Extracted data entries:
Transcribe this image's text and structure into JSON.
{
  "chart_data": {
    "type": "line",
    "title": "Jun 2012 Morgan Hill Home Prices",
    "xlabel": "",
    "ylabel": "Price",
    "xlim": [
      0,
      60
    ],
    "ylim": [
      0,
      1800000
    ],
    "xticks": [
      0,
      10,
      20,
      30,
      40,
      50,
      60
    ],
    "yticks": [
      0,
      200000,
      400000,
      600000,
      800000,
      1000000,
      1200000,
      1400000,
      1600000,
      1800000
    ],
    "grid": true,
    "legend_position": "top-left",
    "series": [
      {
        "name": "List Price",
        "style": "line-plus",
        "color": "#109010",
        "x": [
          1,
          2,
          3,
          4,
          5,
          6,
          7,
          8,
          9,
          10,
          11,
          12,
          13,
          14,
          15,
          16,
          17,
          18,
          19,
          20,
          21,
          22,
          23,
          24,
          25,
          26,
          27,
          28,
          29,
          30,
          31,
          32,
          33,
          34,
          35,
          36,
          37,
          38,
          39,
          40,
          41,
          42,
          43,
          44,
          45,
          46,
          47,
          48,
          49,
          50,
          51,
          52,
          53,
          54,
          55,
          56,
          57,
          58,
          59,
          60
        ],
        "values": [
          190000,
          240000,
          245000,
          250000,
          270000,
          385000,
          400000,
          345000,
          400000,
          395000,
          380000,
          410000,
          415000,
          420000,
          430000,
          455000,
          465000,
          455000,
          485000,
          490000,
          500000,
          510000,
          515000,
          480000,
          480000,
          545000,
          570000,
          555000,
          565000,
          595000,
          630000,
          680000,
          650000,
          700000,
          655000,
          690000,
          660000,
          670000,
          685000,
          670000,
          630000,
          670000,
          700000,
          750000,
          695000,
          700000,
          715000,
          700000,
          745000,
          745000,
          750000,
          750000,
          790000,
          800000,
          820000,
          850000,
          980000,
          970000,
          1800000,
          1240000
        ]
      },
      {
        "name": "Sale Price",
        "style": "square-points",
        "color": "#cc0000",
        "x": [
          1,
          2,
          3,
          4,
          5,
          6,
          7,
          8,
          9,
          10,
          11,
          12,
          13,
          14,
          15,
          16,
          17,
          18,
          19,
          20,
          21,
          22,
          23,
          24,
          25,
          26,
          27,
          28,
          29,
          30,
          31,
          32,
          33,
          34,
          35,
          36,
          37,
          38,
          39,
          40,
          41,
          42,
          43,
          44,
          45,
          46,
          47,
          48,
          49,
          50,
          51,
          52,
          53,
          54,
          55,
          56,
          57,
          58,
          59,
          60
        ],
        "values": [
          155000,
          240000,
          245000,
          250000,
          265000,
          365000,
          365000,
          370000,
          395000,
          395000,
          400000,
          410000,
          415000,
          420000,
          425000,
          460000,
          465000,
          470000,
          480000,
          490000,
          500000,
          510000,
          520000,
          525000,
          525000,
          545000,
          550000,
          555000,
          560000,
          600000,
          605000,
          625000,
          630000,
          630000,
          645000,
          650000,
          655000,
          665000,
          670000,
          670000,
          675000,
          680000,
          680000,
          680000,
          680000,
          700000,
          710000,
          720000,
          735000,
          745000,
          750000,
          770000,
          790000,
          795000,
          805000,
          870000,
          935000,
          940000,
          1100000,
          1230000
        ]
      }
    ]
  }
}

Directions: Repeat the data above exactly.

Response:
Transcribe this image's text and structure into JSON.
{
  "chart_data": {
    "type": "line",
    "title": "Jun 2012 Morgan Hill Home Prices",
    "xlabel": "",
    "ylabel": "Price",
    "xlim": [
      0,
      60
    ],
    "ylim": [
      0,
      1800000
    ],
    "xticks": [
      0,
      10,
      20,
      30,
      40,
      50,
      60
    ],
    "yticks": [
      0,
      200000,
      400000,
      600000,
      800000,
      1000000,
      1200000,
      1400000,
      1600000,
      1800000
    ],
    "grid": true,
    "legend_position": "top-left",
    "series": [
      {
        "name": "List Price",
        "style": "line-plus",
        "color": "#109010",
        "x": [
          1,
          2,
          3,
          4,
          5,
          6,
          7,
          8,
          9,
          10,
          11,
          12,
          13,
          14,
          15,
          16,
          17,
          18,
          19,
          20,
          21,
          22,
          23,
          24,
          25,
          26,
          27,
          28,
          29,
          30,
          31,
          32,
          33,
          34,
          35,
          36,
          37,
          38,
          39,
          40,
          41,
          42,
          43,
          44,
          45,
          46,
          47,
          48,
          49,
          50,
          51,
          52,
          53,
          54,
          55,
          56,
          57,
          58,
          59,
          60
        ],
        "values": [
          190000,
          240000,
          245000,
          250000,
          270000,
          385000,
          400000,
          345000,
          400000,
          395000,
          380000,
          410000,
          415000,
          420000,
          430000,
          455000,
          465000,
          455000,
          485000,
          490000,
          500000,
          510000,
          515000,
          480000,
          480000,
          545000,
          570000,
          555000,
          565000,
          595000,
          630000,
          680000,
          650000,
          700000,
          655000,
          690000,
          660000,
          670000,
          685000,
          670000,
          630000,
          670000,
          700000,
          750000,
          695000,
          700000,
          715000,
          700000,
          745000,
          745000,
          750000,
          750000,
          790000,
          800000,
          820000,
          850000,
          980000,
          970000,
          1800000,
          1240000
        ]
      },
      {
        "name": "Sale Price",
        "style": "square-points",
        "color": "#cc0000",
        "x": [
          1,
          2,
          3,
          4,
          5,
          6,
          7,
          8,
          9,
          10,
          11,
          12,
          13,
          14,
          15,
          16,
          17,
          18,
          19,
          20,
          21,
          22,
          23,
          24,
          25,
          26,
          27,
          28,
          29,
          30,
          31,
          32,
          33,
          34,
          35,
          36,
          37,
          38,
          39,
          40,
          41,
          42,
          43,
          44,
          45,
          46,
          47,
          48,
          49,
          50,
          51,
          52,
          53,
          54,
          55,
          56,
          57,
          58,
          59,
          60
        ],
        "values": [
          155000,
          240000,
          245000,
          250000,
          265000,
          365000,
          365000,
          370000,
          395000,
          395000,
          400000,
          410000,
          415000,
          420000,
          425000,
          460000,
          465000,
          470000,
          480000,
          490000,
          500000,
          510000,
          520000,
          525000,
          525000,
          545000,
          550000,
          555000,
          560000,
          600000,
          605000,
          625000,
          630000,
          630000,
          645000,
          650000,
          655000,
          665000,
          670000,
          670000,
          675000,
          680000,
          680000,
          680000,
          680000,
          700000,
          710000,
          720000,
          735000,
          745000,
          750000,
          770000,
          790000,
          795000,
          805000,
          870000,
          935000,
          940000,
          1100000,
          1230000
        ]
      }
    ]
  }
}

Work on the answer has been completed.